═══ Data for this exercise ═══
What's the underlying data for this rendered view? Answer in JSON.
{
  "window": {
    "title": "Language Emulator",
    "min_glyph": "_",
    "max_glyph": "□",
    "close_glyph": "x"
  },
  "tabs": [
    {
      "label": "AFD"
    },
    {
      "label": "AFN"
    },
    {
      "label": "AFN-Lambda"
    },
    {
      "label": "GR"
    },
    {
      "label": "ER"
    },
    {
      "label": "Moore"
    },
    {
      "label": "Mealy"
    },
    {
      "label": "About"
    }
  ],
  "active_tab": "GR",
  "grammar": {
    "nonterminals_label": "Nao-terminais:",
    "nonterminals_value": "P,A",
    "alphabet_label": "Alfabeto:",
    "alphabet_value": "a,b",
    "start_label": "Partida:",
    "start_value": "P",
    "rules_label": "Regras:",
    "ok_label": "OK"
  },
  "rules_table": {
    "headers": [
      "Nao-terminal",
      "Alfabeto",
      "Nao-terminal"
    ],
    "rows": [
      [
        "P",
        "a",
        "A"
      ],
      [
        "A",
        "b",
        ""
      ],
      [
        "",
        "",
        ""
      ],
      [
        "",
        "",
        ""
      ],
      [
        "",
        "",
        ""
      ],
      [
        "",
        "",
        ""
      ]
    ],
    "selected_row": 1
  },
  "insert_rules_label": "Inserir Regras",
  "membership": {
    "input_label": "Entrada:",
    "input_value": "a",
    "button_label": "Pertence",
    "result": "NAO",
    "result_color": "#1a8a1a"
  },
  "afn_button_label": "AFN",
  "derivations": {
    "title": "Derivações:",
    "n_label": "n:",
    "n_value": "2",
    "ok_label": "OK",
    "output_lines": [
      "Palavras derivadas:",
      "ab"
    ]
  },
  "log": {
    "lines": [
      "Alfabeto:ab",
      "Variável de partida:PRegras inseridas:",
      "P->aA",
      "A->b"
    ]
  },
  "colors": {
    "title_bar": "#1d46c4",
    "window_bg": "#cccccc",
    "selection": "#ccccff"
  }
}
═══
- Instruction -
Output the full listing without altering anything.

- Answer for this exercise -
What's the underlying data for this rendered view? Answer in JSON.
{
  "window": {
    "title": "Language Emulator",
    "min_glyph": "_",
    "max_glyph": "□",
    "close_glyph": "x"
  },
  "tabs": [
    {
      "label": "AFD"
    },
    {
      "label": "AFN"
    },
    {
      "label": "AFN-Lambda"
    },
    {
      "label": "GR"
    },
    {
      "label": "ER"
    },
    {
      "label": "Moore"
    },
    {
      "label": "Mealy"
    },
    {
      "label": "About"
    }
  ],
  "active_tab": "GR",
  "grammar": {
    "nonterminals_label": "Nao-terminais:",
    "nonterminals_value": "P,A",
    "alphabet_label": "Alfabeto:",
    "alphabet_value": "a,b",
    "start_label": "Partida:",
    "start_value": "P",
    "rules_label": "Regras:",
    "ok_label": "OK"
  },
  "rules_table": {
    "headers": [
      "Nao-terminal",
      "Alfabeto",
      "Nao-terminal"
    ],
    "rows": [
      [
        "P",
        "a",
        "A"
      ],
      [
        "A",
        "b",
        ""
      ],
      [
        "",
        "",
        ""
      ],
      [
        "",
        "",
        ""
      ],
      [
        "",
        "",
        ""
      ],
      [
        "",
        "",
        ""
      ]
    ],
    "selected_row": 1
  },
  "insert_rules_label": "Inserir Regras",
  "membership": {
    "input_label": "Entrada:",
    "input_value": "a",
    "button_label": "Pertence",
    "result": "NAO",
    "result_color": "#1a8a1a"
  },
  "afn_button_label": "AFN",
  "derivations": {
    "title": "Derivações:",
    "n_label": "n:",
    "n_value": "2",
    "ok_label": "OK",
    "output_lines": [
      "Palavras derivadas:",
      "ab"
    ]
  },
  "log": {
    "lines": [
      "Alfabeto:ab",
      "Variável de partida:PRegras inseridas:",
      "P->aA",
      "A->b"
    ]
  },
  "colors": {
    "title_bar": "#1d46c4",
    "window_bg": "#cccccc",
    "selection": "#ccccff"
  }
}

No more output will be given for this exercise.